**PROVIDED INFORMATION**
>> start

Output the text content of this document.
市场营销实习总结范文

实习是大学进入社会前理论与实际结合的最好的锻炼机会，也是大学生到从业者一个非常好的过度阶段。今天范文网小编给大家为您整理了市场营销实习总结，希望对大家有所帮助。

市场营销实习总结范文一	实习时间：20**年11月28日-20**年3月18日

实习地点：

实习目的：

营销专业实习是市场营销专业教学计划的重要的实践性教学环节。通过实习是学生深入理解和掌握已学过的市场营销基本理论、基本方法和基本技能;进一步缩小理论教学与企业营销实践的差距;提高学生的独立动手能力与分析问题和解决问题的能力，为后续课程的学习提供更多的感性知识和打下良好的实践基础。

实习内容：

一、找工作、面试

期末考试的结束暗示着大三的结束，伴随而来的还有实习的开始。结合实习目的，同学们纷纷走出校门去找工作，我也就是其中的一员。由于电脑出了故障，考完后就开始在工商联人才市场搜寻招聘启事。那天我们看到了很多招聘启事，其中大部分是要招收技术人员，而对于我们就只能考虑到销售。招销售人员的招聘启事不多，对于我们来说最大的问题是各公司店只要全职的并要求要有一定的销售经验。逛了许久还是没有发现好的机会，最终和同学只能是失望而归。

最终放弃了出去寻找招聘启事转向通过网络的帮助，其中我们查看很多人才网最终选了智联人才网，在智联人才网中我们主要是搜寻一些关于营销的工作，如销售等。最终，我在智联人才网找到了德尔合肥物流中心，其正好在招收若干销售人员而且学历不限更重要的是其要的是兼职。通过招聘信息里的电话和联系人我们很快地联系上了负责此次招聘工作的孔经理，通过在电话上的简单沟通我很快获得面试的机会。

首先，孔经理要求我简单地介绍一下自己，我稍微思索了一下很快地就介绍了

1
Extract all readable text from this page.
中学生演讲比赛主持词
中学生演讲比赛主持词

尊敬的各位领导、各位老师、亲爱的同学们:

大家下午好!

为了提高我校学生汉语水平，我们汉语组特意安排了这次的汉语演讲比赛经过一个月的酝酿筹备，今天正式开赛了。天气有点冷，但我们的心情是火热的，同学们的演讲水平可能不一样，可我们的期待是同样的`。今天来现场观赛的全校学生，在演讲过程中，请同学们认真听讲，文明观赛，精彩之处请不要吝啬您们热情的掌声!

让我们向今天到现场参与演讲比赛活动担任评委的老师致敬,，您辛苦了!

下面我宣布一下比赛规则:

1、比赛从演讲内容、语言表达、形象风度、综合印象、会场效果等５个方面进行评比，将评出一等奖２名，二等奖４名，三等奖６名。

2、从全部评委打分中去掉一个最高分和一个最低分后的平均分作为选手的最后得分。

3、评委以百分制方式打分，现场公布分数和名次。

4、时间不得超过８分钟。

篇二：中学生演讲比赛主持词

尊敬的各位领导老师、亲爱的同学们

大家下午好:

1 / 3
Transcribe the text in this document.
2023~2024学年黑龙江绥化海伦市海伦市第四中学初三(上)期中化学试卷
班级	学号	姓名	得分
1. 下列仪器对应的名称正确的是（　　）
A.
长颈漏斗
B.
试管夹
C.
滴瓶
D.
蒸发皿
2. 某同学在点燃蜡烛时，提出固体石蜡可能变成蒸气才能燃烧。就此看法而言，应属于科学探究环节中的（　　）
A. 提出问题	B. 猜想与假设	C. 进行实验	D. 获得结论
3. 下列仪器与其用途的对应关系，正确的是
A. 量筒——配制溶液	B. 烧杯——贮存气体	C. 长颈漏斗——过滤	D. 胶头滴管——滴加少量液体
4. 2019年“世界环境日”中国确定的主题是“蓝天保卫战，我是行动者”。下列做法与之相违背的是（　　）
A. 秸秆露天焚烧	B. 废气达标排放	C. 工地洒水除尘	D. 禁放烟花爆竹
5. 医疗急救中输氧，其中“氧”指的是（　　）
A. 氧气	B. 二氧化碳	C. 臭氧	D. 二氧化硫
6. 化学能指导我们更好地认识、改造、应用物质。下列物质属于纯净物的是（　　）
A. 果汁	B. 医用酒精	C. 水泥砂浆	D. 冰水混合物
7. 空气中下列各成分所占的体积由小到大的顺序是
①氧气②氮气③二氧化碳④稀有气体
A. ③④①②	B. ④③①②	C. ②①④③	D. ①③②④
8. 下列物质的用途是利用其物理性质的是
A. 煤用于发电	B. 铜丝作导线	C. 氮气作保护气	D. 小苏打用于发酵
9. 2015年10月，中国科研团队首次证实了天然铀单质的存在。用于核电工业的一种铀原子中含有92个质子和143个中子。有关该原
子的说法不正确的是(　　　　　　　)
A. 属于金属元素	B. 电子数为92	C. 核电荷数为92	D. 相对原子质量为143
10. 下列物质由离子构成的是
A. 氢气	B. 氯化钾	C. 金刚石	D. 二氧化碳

>> end

**PROBLEM TO SOLVE**
All of the data needs to be reproduced exactly, with no line missing.

**TASK ANSWER**
Output the text content of this document.
市场营销实习总结范文

实习是大学进入社会前理论与实际结合的最好的锻炼机会，也是大学生到从业者一个非常好的过度阶段。今天范文网小编给大家为您整理了市场营销实习总结，希望对大家有所帮助。

市场营销实习总结范文一	实习时间：20**年11月28日-20**年3月18日

实习地点：

实习目的：

营销专业实习是市场营销专业教学计划的重要的实践性教学环节。通过实习是学生深入理解和掌握已学过的市场营销基本理论、基本方法和基本技能;进一步缩小理论教学与企业营销实践的差距;提高学生的独立动手能力与分析问题和解决问题的能力，为后续课程的学习提供更多的感性知识和打下良好的实践基础。

实习内容：

一、找工作、面试

期末考试的结束暗示着大三的结束，伴随而来的还有实习的开始。结合实习目的，同学们纷纷走出校门去找工作，我也就是其中的一员。由于电脑出了故障，考完后就开始在工商联人才市场搜寻招聘启事。那天我们看到了很多招聘启事，其中大部分是要招收技术人员，而对于我们就只能考虑到销售。招销售人员的招聘启事不多，对于我们来说最大的问题是各公司店只要全职的并要求要有一定的销售经验。逛了许久还是没有发现好的机会，最终和同学只能是失望而归。

最终放弃了出去寻找招聘启事转向通过网络的帮助，其中我们查看很多人才网最终选了智联人才网，在智联人才网中我们主要是搜寻一些关于营销的工作，如销售等。最终，我在智联人才网找到了德尔合肥物流中心，其正好在招收若干销售人员而且学历不限更重要的是其要的是兼职。通过招聘信息里的电话和联系人我们很快地联系上了负责此次招聘工作的孔经理，通过在电话上的简单沟通我很快获得面试的机会。

首先，孔经理要求我简单地介绍一下自己，我稍微思索了一下很快地就介绍了

1
Extract all readable text from this page.
中学生演讲比赛主持词
中学生演讲比赛主持词

尊敬的各位领导、各位老师、亲爱的同学们:

大家下午好!

为了提高我校学生汉语水平，我们汉语组特意安排了这次的汉语演讲比赛经过一个月的酝酿筹备，今天正式开赛了。天气有点冷，但我们的心情是火热的，同学们的演讲水平可能不一样，可我们的期待是同样的`。今天来现场观赛的全校学生，在演讲过程中，请同学们认真听讲，文明观赛，精彩之处请不要吝啬您们热情的掌声!

让我们向今天到现场参与演讲比赛活动担任评委的老师致敬,，您辛苦了!

下面我宣布一下比赛规则:

1、比赛从演讲内容、语言表达、形象风度、综合印象、会场效果等５个方面进行评比，将评出一等奖２名，二等奖４名，三等奖６名。

2、从全部评委打分中去掉一个最高分和一个最低分后的平均分作为选手的最后得分。

3、评委以百分制方式打分，现场公布分数和名次。

4、时间不得超过８分钟。

篇二：中学生演讲比赛主持词

尊敬的各位领导老师、亲爱的同学们

大家下午好:

1 / 3
Transcribe the text in this document.
2023~2024学年黑龙江绥化海伦市海伦市第四中学初三(上)期中化学试卷
班级	学号	姓名	得分
1. 下列仪器对应的名称正确的是（　　）
A.
长颈漏斗
B.
试管夹
C.
滴瓶
D.
蒸发皿
2. 某同学在点燃蜡烛时，提出固体石蜡可能变成蒸气才能燃烧。就此看法而言，应属于科学探究环节中的（　　）
A. 提出问题	B. 猜想与假设	C. 进行实验	D. 获得结论
3. 下列仪器与其用途的对应关系，正确的是
A. 量筒——配制溶液	B. 烧杯——贮存气体	C. 长颈漏斗——过滤	D. 胶头滴管——滴加少量液体
4. 2019年“世界环境日”中国确定的主题是“蓝天保卫战，我是行动者”。下列做法与之相违背的是（　　）
A. 秸秆露天焚烧	B. 废气达标排放	C. 工地洒水除尘	D. 禁放烟花爆竹
5. 医疗急救中输氧，其中“氧”指的是（　　）
A. 氧气	B. 二氧化碳	C. 臭氧	D. 二氧化硫
6. 化学能指导我们更好地认识、改造、应用物质。下列物质属于纯净物的是（　　）
A. 果汁	B. 医用酒精	C. 水泥砂浆	D. 冰水混合物
7. 空气中下列各成分所占的体积由小到大的顺序是
①氧气②氮气③二氧化碳④稀有气体
A. ③④①②	B. ④③①②	C. ②①④③	D. ①③②④
8. 下列物质的用途是利用其物理性质的是
A. 煤用于发电	B. 铜丝作导线	C. 氮气作保护气	D. 小苏打用于发酵
9. 2015年10月，中国科研团队首次证实了天然铀单质的存在。用于核电工业的一种铀原子中含有92个质子和143个中子。有关该原
子的说法不正确的是(　　　　　　　)
A. 属于金属元素	B. 电子数为92	C. 核电荷数为92	D. 相对原子质量为143
10. 下列物质由离子构成的是
A. 氢气	B. 氯化钾	C. 金刚石	D. 二氧化碳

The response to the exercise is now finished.